- _Provided entries_
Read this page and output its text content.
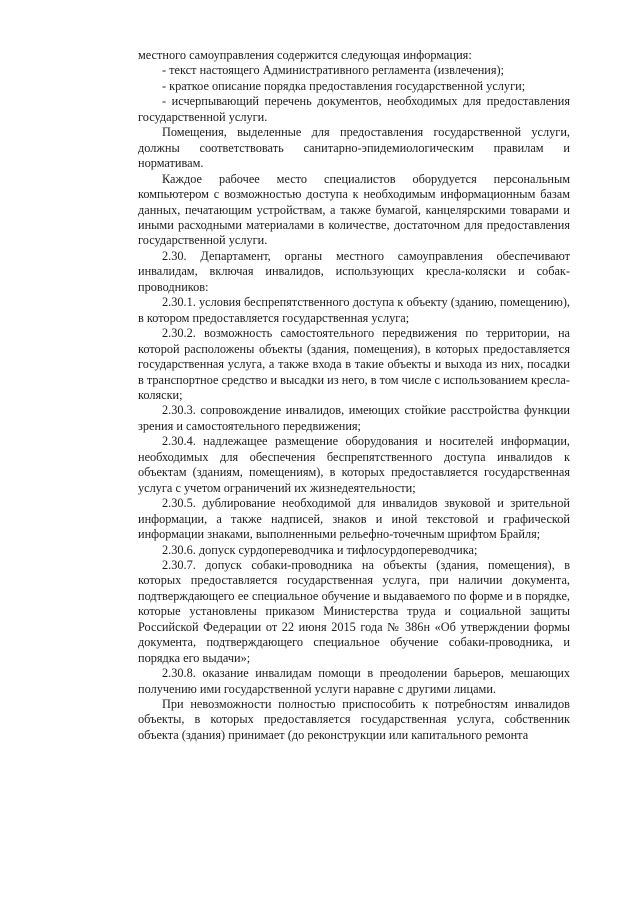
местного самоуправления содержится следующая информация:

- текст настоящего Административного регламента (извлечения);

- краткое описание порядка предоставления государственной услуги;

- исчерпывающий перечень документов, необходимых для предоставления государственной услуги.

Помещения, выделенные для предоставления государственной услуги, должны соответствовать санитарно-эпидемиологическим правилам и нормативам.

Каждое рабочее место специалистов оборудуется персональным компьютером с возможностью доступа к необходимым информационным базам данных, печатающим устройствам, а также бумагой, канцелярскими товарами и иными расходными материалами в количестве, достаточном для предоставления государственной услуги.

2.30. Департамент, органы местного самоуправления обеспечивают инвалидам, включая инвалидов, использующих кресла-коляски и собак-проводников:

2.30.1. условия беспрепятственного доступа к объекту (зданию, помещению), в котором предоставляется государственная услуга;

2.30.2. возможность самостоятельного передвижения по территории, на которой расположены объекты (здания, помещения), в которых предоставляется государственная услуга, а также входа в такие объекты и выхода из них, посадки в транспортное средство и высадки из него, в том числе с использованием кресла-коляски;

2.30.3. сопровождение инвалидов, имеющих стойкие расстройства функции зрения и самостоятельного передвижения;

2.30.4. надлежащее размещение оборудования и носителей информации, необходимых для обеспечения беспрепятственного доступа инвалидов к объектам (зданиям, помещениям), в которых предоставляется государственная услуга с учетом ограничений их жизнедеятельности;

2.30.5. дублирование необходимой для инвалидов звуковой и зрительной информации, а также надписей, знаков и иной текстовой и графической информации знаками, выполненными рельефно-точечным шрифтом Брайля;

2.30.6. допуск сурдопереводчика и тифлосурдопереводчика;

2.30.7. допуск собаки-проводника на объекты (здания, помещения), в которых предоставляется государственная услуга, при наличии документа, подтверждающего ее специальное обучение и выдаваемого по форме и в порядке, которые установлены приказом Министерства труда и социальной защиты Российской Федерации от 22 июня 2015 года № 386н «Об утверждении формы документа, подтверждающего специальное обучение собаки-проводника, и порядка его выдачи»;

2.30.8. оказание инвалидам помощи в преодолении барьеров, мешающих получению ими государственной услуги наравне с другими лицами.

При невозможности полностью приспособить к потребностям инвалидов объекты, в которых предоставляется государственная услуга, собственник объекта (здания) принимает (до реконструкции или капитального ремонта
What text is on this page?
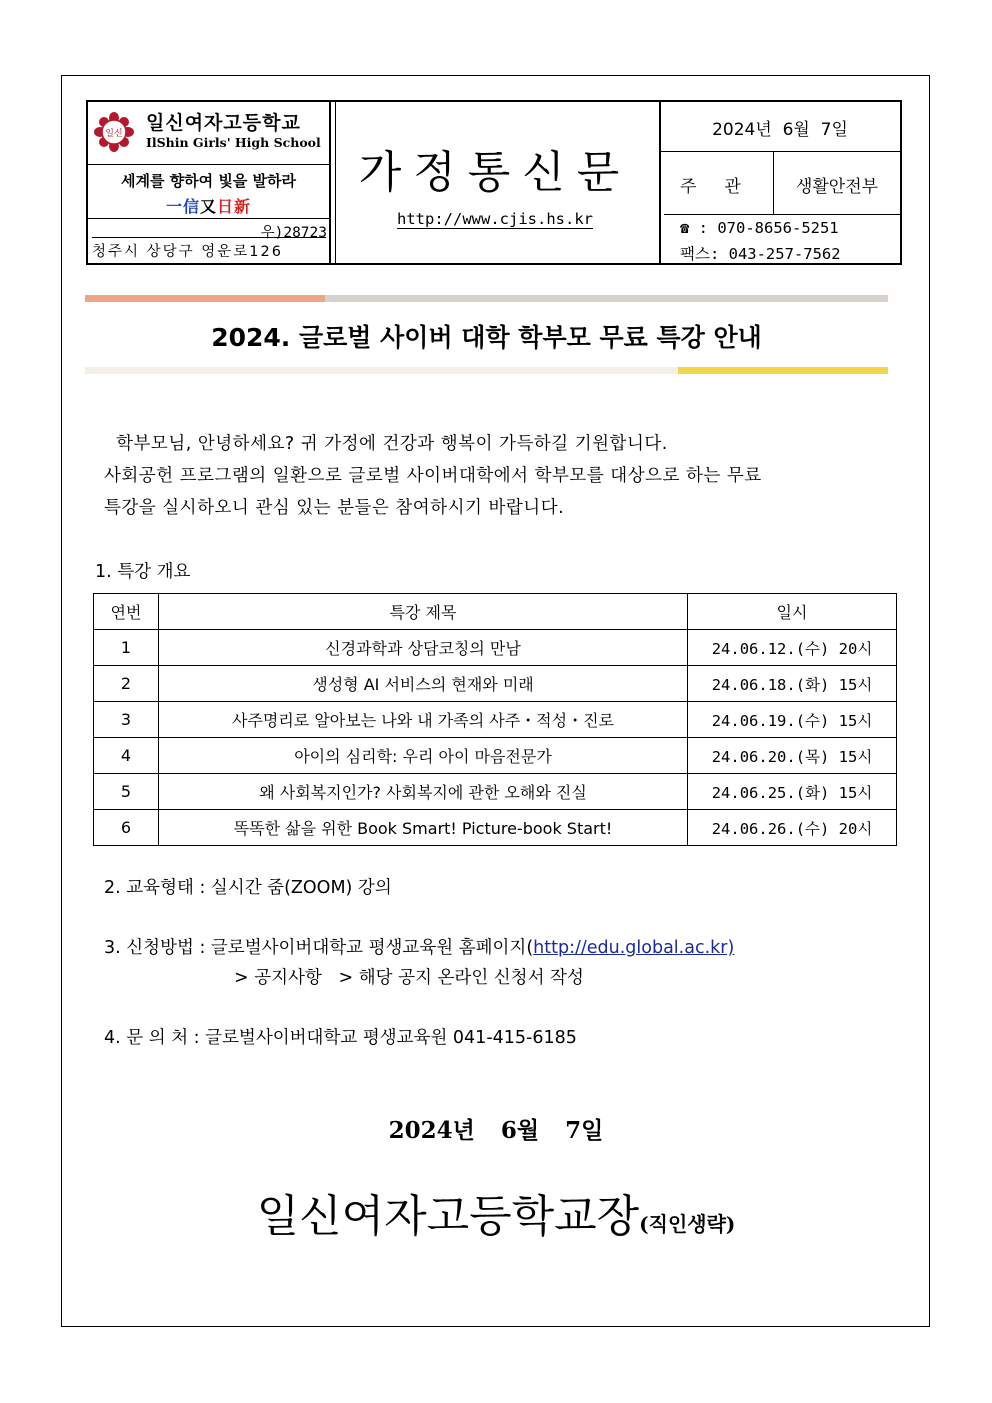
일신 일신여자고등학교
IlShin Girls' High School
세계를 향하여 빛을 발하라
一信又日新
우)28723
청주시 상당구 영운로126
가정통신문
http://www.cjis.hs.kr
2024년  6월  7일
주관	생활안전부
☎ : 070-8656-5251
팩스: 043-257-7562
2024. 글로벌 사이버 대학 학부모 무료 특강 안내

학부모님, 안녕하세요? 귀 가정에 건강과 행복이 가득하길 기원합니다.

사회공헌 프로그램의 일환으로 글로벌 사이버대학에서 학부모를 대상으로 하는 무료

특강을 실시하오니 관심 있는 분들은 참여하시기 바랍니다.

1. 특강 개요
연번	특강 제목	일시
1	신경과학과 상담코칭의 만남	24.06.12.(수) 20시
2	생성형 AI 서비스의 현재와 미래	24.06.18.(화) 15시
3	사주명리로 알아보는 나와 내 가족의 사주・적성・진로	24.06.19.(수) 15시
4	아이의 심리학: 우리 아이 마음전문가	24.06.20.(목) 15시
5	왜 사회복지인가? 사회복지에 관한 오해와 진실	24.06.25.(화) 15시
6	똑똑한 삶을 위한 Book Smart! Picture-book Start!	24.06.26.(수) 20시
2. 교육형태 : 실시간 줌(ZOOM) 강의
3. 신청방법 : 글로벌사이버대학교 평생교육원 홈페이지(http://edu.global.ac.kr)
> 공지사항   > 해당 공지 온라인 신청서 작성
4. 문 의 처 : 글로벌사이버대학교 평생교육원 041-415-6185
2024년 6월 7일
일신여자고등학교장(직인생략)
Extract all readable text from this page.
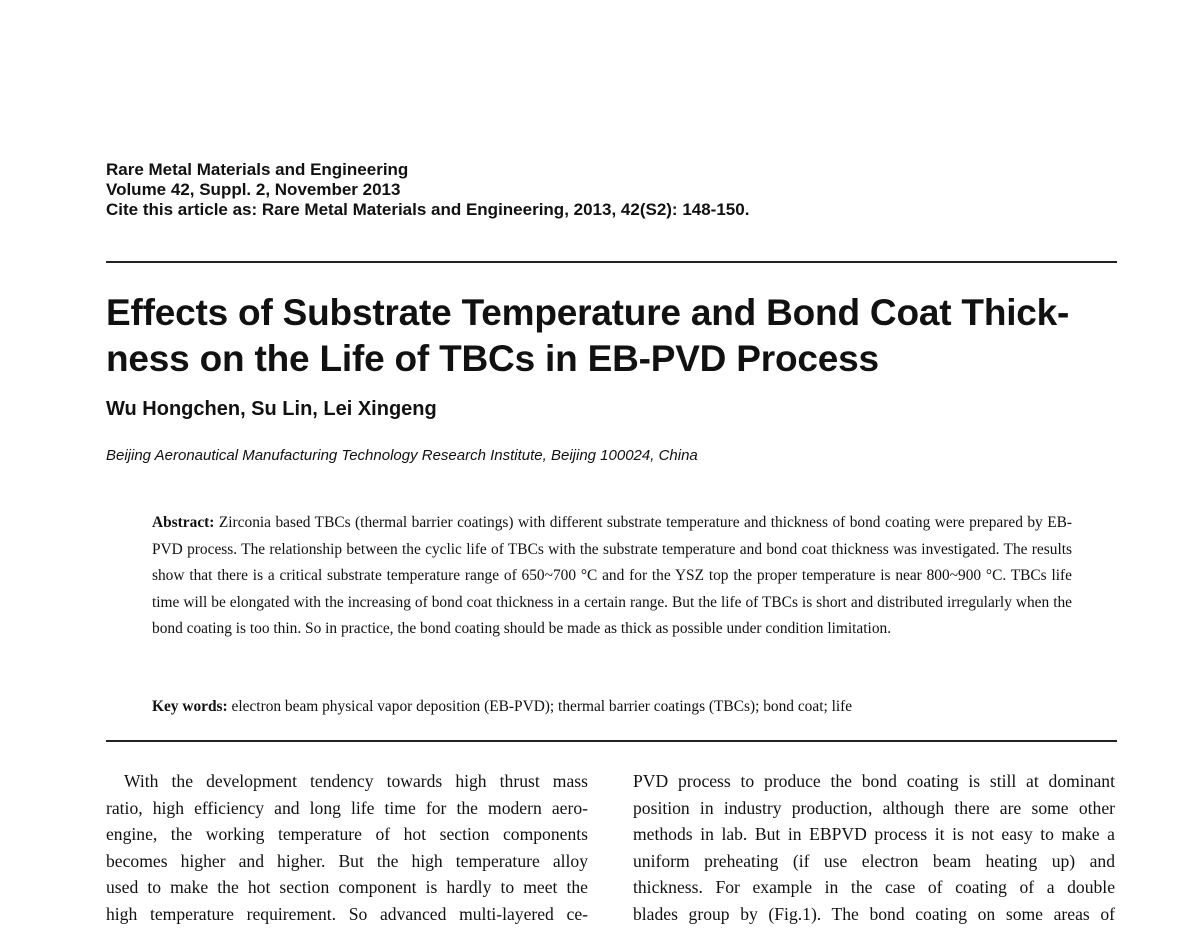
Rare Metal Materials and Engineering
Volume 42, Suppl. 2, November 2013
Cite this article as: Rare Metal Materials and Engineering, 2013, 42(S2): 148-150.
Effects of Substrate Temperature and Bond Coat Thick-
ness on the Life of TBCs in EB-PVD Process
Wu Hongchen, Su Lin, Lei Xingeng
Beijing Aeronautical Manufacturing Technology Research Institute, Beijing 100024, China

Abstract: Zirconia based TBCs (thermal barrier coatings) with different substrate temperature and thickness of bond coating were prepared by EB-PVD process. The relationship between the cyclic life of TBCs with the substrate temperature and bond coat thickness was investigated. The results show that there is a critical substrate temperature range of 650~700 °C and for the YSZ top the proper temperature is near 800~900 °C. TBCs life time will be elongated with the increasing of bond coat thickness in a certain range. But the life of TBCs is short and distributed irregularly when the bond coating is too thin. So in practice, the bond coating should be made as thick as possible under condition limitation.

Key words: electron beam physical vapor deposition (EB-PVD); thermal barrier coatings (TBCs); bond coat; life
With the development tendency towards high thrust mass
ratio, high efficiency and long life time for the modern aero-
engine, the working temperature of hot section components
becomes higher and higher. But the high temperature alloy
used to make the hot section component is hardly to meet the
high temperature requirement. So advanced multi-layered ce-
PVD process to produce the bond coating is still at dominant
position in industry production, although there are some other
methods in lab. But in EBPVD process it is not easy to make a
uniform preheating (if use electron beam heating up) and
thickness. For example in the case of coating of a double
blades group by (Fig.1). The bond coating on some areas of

--

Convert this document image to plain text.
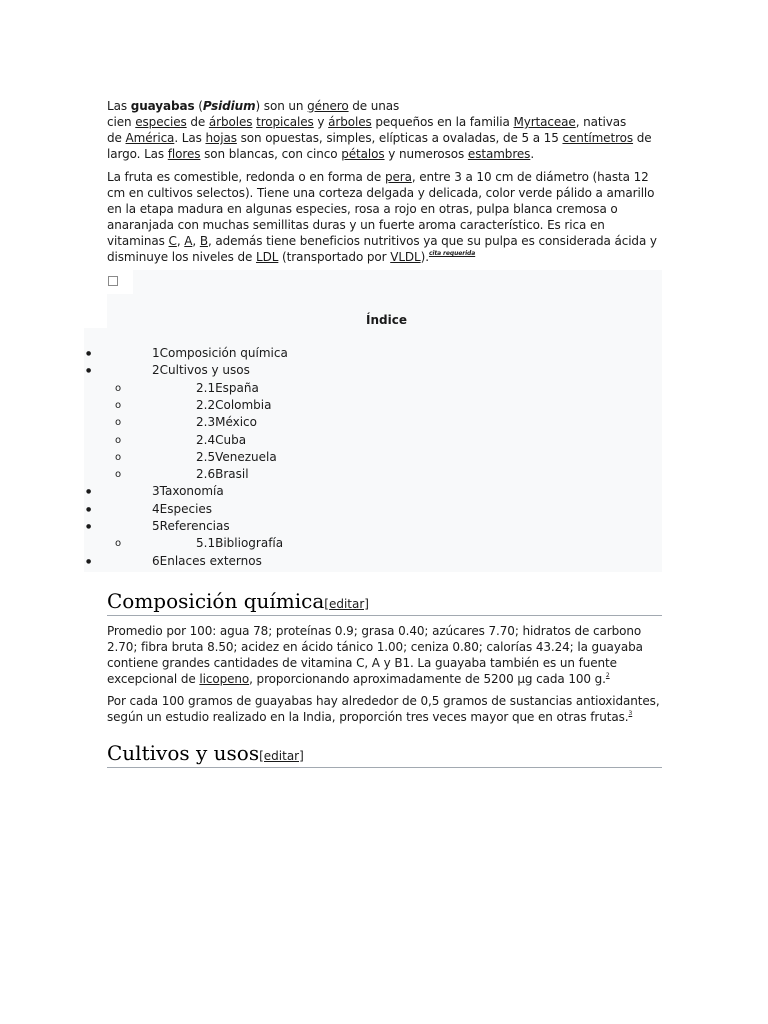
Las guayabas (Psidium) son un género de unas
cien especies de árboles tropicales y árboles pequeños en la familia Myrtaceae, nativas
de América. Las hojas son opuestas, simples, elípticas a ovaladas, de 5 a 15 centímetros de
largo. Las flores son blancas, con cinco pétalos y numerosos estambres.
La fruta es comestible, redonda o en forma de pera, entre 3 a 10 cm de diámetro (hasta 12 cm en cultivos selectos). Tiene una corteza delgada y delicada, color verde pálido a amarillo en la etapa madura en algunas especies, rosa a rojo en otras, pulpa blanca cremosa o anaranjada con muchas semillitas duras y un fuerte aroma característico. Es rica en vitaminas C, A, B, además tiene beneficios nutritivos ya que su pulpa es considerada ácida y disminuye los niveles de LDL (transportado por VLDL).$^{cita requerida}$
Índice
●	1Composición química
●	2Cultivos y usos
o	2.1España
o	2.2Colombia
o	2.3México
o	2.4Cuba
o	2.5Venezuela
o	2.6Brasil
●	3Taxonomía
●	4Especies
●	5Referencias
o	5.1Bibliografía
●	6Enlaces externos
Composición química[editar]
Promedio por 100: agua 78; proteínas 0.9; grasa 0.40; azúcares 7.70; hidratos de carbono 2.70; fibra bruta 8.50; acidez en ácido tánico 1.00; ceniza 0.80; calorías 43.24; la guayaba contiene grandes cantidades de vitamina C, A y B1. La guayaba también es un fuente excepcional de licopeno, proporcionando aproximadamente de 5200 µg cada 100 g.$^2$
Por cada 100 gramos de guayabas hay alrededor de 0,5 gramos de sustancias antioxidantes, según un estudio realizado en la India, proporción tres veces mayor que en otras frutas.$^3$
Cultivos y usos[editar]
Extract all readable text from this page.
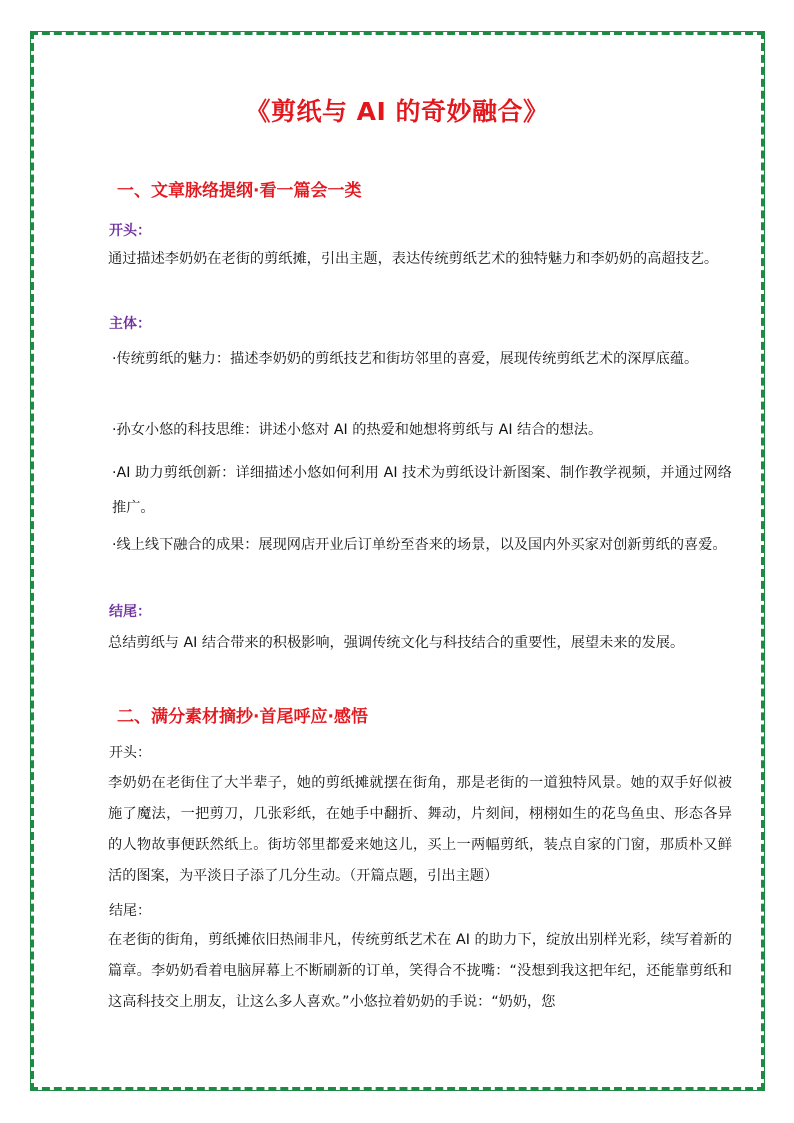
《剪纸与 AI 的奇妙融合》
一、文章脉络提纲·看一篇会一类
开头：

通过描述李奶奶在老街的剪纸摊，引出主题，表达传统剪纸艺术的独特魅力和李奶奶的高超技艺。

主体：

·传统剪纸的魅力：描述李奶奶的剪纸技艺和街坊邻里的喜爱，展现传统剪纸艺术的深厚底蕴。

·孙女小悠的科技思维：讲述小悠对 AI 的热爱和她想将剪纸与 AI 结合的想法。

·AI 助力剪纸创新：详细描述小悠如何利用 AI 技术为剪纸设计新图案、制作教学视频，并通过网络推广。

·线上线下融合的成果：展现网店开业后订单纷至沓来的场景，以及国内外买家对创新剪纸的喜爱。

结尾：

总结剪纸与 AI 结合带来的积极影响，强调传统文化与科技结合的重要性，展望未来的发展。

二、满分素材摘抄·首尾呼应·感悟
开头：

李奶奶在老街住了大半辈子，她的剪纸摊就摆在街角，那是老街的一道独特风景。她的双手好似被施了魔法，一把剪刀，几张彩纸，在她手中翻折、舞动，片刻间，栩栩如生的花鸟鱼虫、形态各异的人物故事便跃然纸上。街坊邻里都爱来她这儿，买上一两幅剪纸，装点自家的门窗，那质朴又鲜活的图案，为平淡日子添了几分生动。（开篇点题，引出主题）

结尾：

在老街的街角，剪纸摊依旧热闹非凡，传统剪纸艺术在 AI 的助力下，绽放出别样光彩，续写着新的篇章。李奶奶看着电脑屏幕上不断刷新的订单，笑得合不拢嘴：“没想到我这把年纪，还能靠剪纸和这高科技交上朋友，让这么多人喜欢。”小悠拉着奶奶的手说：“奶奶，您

- _Task instructions_
A number is the only answer here: how many lines of the material above contain "editar"?

- _Response to this task_
2